■ Exercise details: Copy out all lines that hold "hora".
####
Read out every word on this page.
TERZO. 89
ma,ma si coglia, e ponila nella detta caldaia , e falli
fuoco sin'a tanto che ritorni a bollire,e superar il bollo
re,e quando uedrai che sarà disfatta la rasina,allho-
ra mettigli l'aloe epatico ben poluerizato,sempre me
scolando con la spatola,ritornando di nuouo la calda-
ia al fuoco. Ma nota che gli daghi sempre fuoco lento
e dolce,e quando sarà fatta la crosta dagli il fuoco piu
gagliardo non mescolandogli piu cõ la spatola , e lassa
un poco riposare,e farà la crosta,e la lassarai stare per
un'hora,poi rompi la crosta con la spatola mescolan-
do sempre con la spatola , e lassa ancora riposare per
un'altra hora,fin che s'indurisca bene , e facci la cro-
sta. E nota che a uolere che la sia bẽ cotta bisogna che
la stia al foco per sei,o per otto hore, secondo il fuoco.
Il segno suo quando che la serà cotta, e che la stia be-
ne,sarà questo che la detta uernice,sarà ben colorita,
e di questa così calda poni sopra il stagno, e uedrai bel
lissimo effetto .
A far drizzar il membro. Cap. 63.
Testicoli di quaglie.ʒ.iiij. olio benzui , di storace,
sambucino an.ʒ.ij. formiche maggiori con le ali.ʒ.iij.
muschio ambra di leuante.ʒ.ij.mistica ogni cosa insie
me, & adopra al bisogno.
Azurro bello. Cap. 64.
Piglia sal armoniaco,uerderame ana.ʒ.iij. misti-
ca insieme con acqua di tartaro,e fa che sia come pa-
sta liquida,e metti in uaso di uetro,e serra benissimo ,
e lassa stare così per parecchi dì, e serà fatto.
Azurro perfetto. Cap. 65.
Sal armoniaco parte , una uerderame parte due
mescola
####
■ Answer below:
un'hora,poi rompi la crosta con la spatola mescolan-
un'altra hora,fin che s'indurisca bene , e facci la cro-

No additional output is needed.